__The exercise__:
Please show every line of the items below that contains the word "suction", copying each such line in full. Case counts, so match only that exact capitalization.
=== Exercise inputs ===
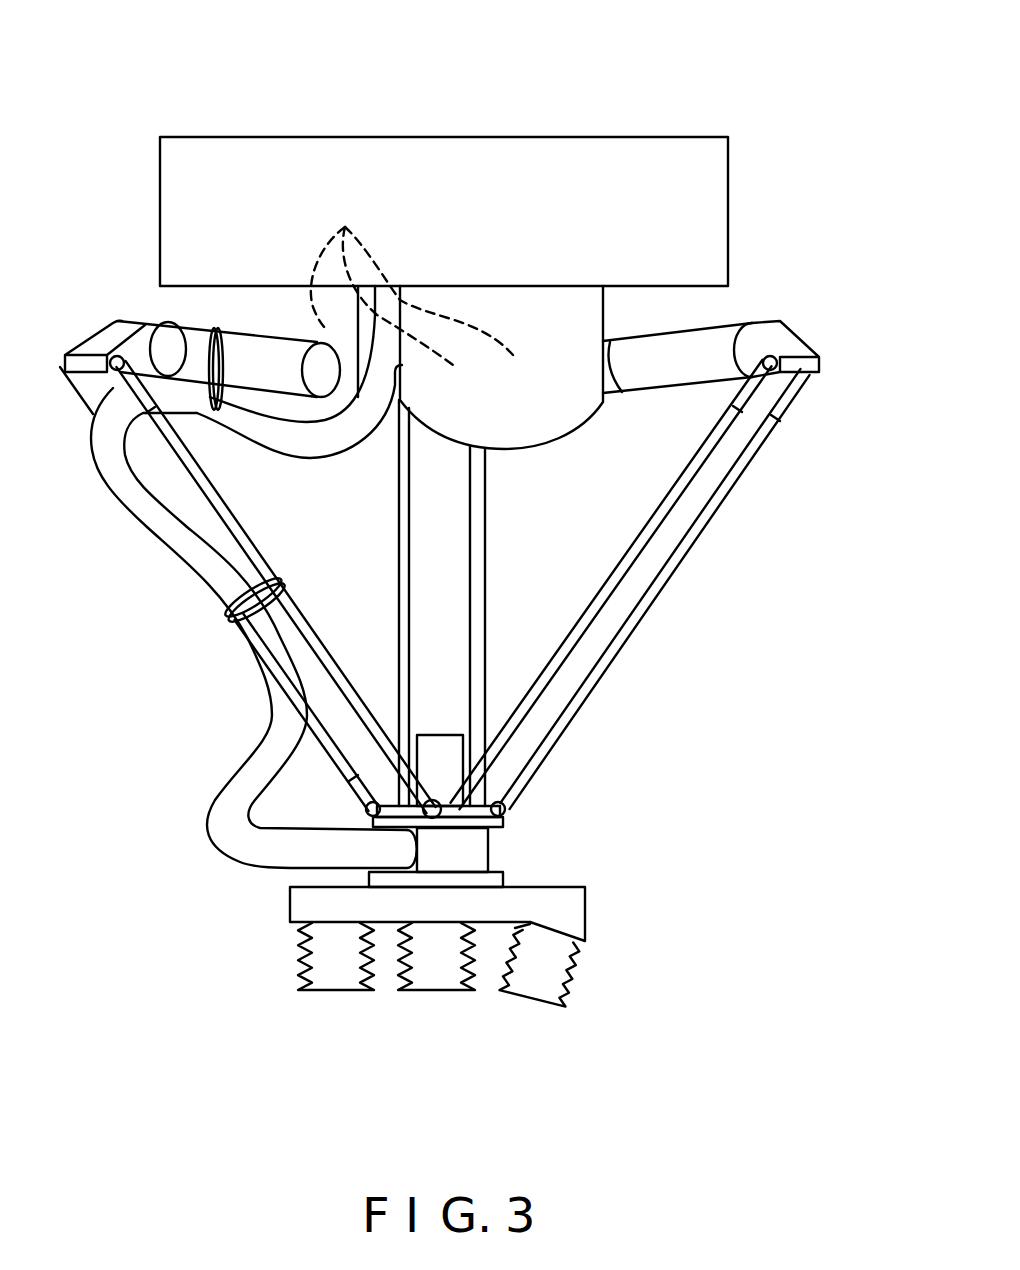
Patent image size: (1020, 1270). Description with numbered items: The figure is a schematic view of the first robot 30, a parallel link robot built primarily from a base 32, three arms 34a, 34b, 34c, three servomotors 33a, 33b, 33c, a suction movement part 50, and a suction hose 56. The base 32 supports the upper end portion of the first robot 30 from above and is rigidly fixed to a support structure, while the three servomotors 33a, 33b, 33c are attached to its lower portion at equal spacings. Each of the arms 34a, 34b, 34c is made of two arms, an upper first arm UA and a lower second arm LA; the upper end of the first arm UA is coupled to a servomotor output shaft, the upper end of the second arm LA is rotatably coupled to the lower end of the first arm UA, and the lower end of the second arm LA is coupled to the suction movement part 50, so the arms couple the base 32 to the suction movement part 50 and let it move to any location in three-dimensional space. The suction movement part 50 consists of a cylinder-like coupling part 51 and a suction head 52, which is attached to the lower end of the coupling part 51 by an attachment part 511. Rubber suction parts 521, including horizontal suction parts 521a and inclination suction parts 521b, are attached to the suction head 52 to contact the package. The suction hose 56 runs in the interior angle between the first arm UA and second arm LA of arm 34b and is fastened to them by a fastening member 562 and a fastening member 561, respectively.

The first robot 30 is at (730, 96).
The base 32 is at (237, 175).
The servomotor 33a is at (396, 264).
The servomotor 33b is at (398, 296).
The servomotor 33c is at (429, 291).
The first arm UA is at (442, 330).
The second arm LA is at (435, 586).
The arm 34a is at (497, 543).
The arm 34b is at (328, 628).
The arm 34c is at (642, 648).
The suction movement part 50 is at (451, 946).
The coupling part 51 is at (483, 848).
The attachment part 511 is at (505, 882).
The suction head 52 is at (290, 910).
The suction part 521 is at (435, 1002).
The horizontal suction part 521a is at (381, 1002).
The inclination suction part 521b is at (543, 1002).
The suction hose 56 is at (254, 577).
The fastening member 561 is at (238, 615).
The fastening member 562 is at (205, 328).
===
__The reply__:
Patent image size: (1020, 1270). Description with numbered items: The figure is a schematic view of the first robot 30, a parallel link robot built primarily from a base 32, three arms 34a, 34b, 34c, three servomotors 33a, 33b, 33c, a suction movement part 50, and a suction hose 56. The base 32 supports the upper end portion of the first robot 30 from above and is rigidly fixed to a support structure, while the three servomotors 33a, 33b, 33c are attached to its lower portion at equal spacings. Each of the arms 34a, 34b, 34c is made of two arms, an upper first arm UA and a lower second arm LA; the upper end of the first arm UA is coupled to a servomotor output shaft, the upper end of the second arm LA is rotatably coupled to the lower end of the first arm UA, and the lower end of the second arm LA is coupled to the suction movement part 50, so the arms couple the base 32 to the suction movement part 50 and let it move to any location in three-dimensional space. The suction movement part 50 consists of a cylinder-like coupling part 51 and a suction head 52, which is attached to the lower end of the coupling part 51 by an attachment part 511. Rubber suction parts 521, including horizontal suction parts 521a and inclination suction parts 521b, are attached to the suction head 52 to contact the package. The suction hose 56 runs in the interior angle between the first arm UA and second arm LA of arm 34b and is fastened to them by a fastening member 562 and a fastening member 561, respectively.
The suction movement part 50 is at (451, 946).
The suction head 52 is at (290, 910).
The suction part 521 is at (435, 1002).
The horizontal suction part 521a is at (381, 1002).
The inclination suction part 521b is at (543, 1002).
The suction hose 56 is at (254, 577).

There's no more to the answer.